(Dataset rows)
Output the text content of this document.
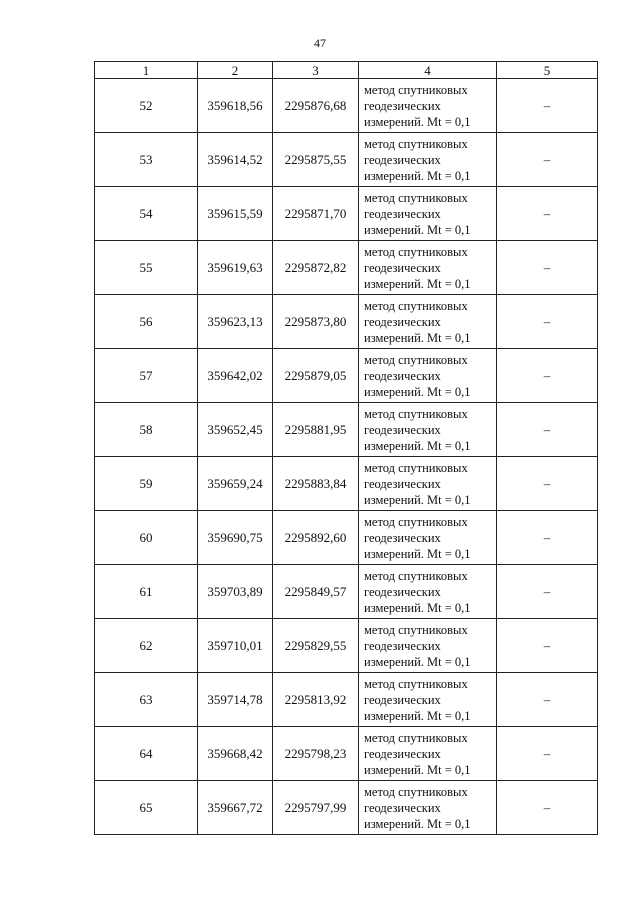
47
1	2	3	4	5
52	359618,56	2295876,68	метод спутниковых
геодезических
измерений. Mt = 0,1	–
53	359614,52	2295875,55	метод спутниковых
геодезических
измерений. Mt = 0,1	–
54	359615,59	2295871,70	метод спутниковых
геодезических
измерений. Mt = 0,1	–
55	359619,63	2295872,82	метод спутниковых
геодезических
измерений. Mt = 0,1	–
56	359623,13	2295873,80	метод спутниковых
геодезических
измерений. Mt = 0,1	–
57	359642,02	2295879,05	метод спутниковых
геодезических
измерений. Mt = 0,1	–
58	359652,45	2295881,95	метод спутниковых
геодезических
измерений. Mt = 0,1	–
59	359659,24	2295883,84	метод спутниковых
геодезических
измерений. Mt = 0,1	–
60	359690,75	2295892,60	метод спутниковых
геодезических
измерений. Mt = 0,1	–
61	359703,89	2295849,57	метод спутниковых
геодезических
измерений. Mt = 0,1	–
62	359710,01	2295829,55	метод спутниковых
геодезических
измерений. Mt = 0,1	–
63	359714,78	2295813,92	метод спутниковых
геодезических
измерений. Mt = 0,1	–
64	359668,42	2295798,23	метод спутниковых
геодезических
измерений. Mt = 0,1	–
65	359667,72	2295797,99	метод спутниковых
геодезических
измерений. Mt = 0,1	–
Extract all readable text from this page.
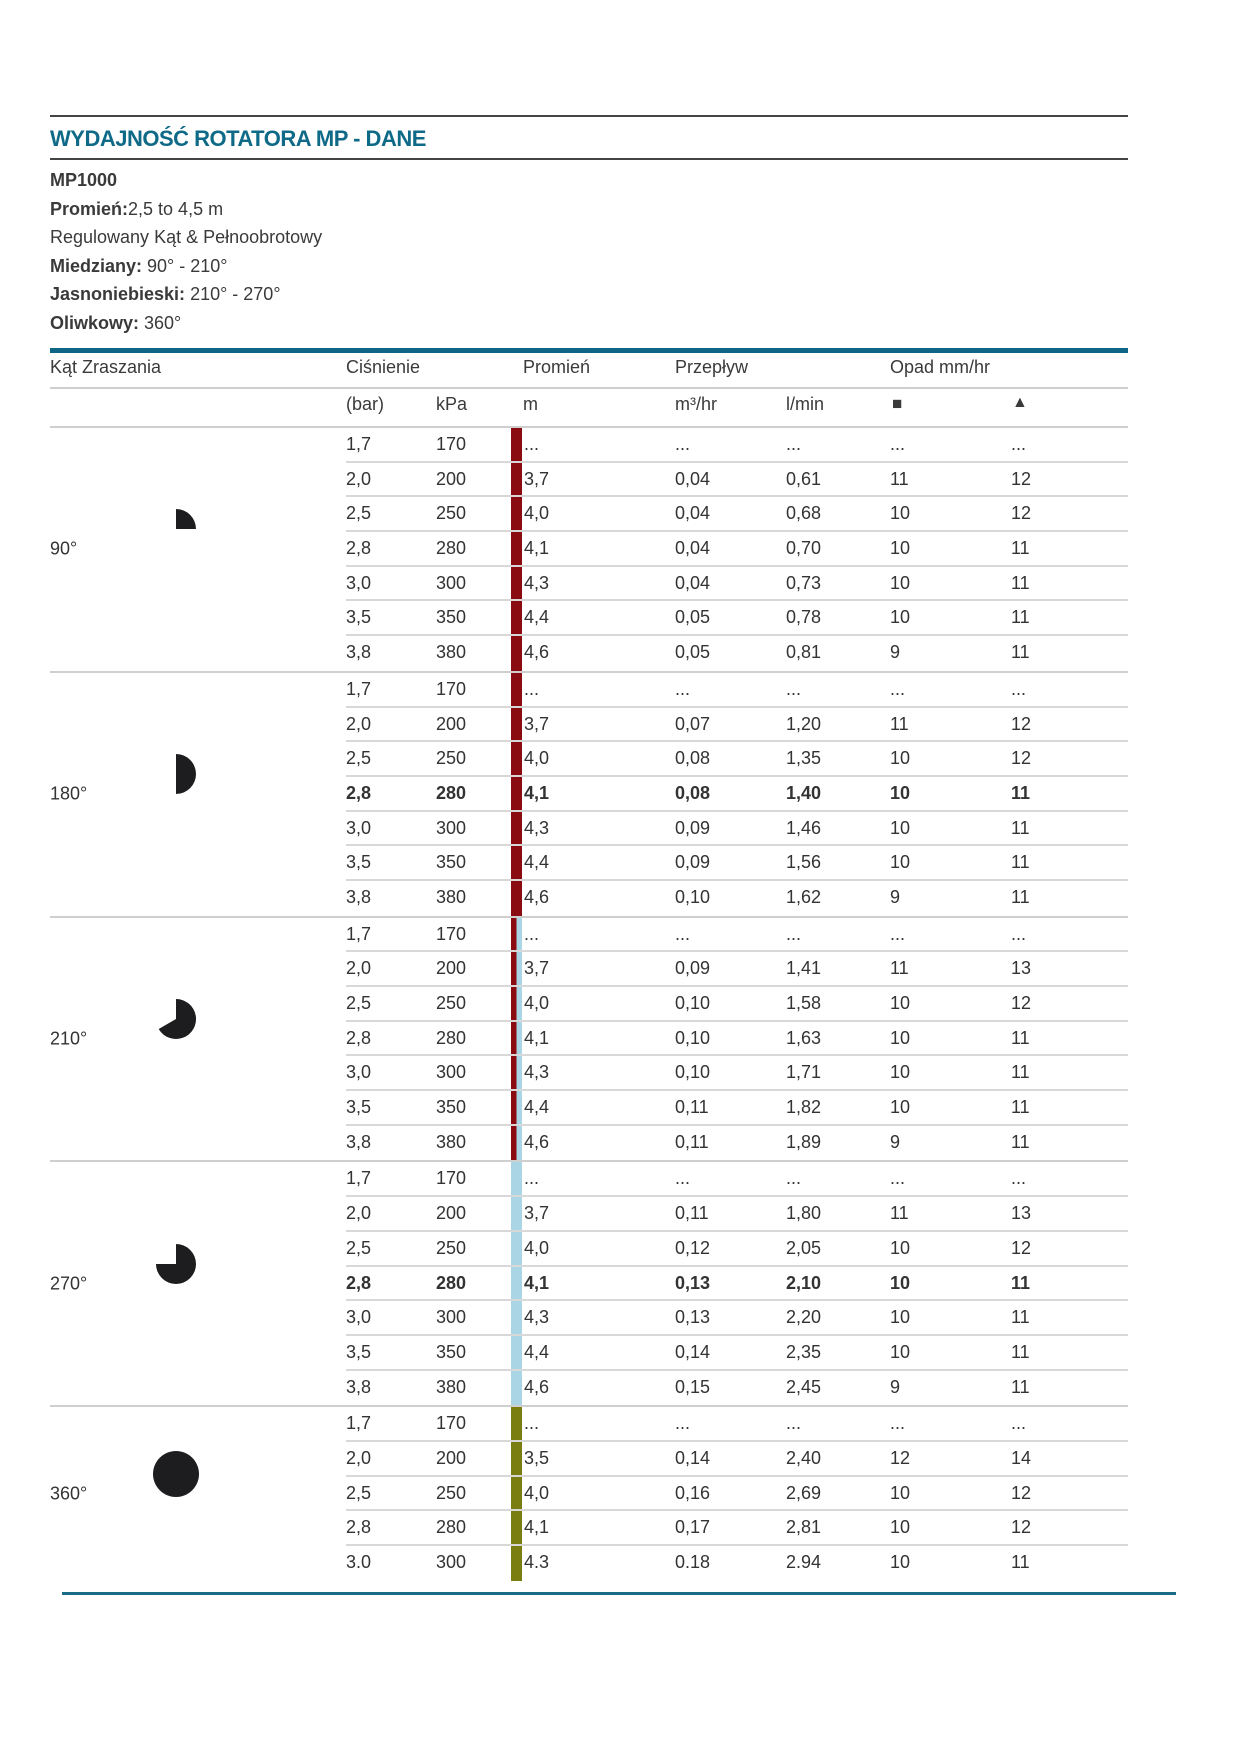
WYDAJNOŚĆ ROTATORA MP - DANE
MP1000
Promień:2,5 to 4,5 m
Regulowany Kąt & Pełnoobrotowy
Miedziany: 90° - 210°
Jasnoniebieski: 210° - 270°
Oliwkowy: 360°
Kąt Zraszania	Ciśnienie	Promień	Przepływ	Opad mm/hr
(bar)	kPa	m	m³/hr	l/min	■	▲
90°
1,7	170	...	...	...	...	...
2,0	200	3,7	0,04	0,61	11	12
2,5	250	4,0	0,04	0,68	10	12
2,8	280	4,1	0,04	0,70	10	11
3,0	300	4,3	0,04	0,73	10	11
3,5	350	4,4	0,05	0,78	10	11
3,8	380	4,6	0,05	0,81	9	11
180°
1,7	170	...	...	...	...	...
2,0	200	3,7	0,07	1,20	11	12
2,5	250	4,0	0,08	1,35	10	12
2,8	280	4,1	0,08	1,40	10	11
3,0	300	4,3	0,09	1,46	10	11
3,5	350	4,4	0,09	1,56	10	11
3,8	380	4,6	0,10	1,62	9	11
210°
1,7	170	...	...	...	...	...
2,0	200	3,7	0,09	1,41	11	13
2,5	250	4,0	0,10	1,58	10	12
2,8	280	4,1	0,10	1,63	10	11
3,0	300	4,3	0,10	1,71	10	11
3,5	350	4,4	0,11	1,82	10	11
3,8	380	4,6	0,11	1,89	9	11
270°
1,7	170	...	...	...	...	...
2,0	200	3,7	0,11	1,80	11	13
2,5	250	4,0	0,12	2,05	10	12
2,8	280	4,1	0,13	2,10	10	11
3,0	300	4,3	0,13	2,20	10	11
3,5	350	4,4	0,14	2,35	10	11
3,8	380	4,6	0,15	2,45	9	11
360°
1,7	170	...	...	...	...	...
2,0	200	3,5	0,14	2,40	12	14
2,5	250	4,0	0,16	2,69	10	12
2,8	280	4,1	0,17	2,81	10	12
3.0	300	4.3	0.18	2.94	10	11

## Brief
Gather each line of the listing that holds the string "this".

## Worked answer
Output the text content of this document.
Extract all readable text from this page.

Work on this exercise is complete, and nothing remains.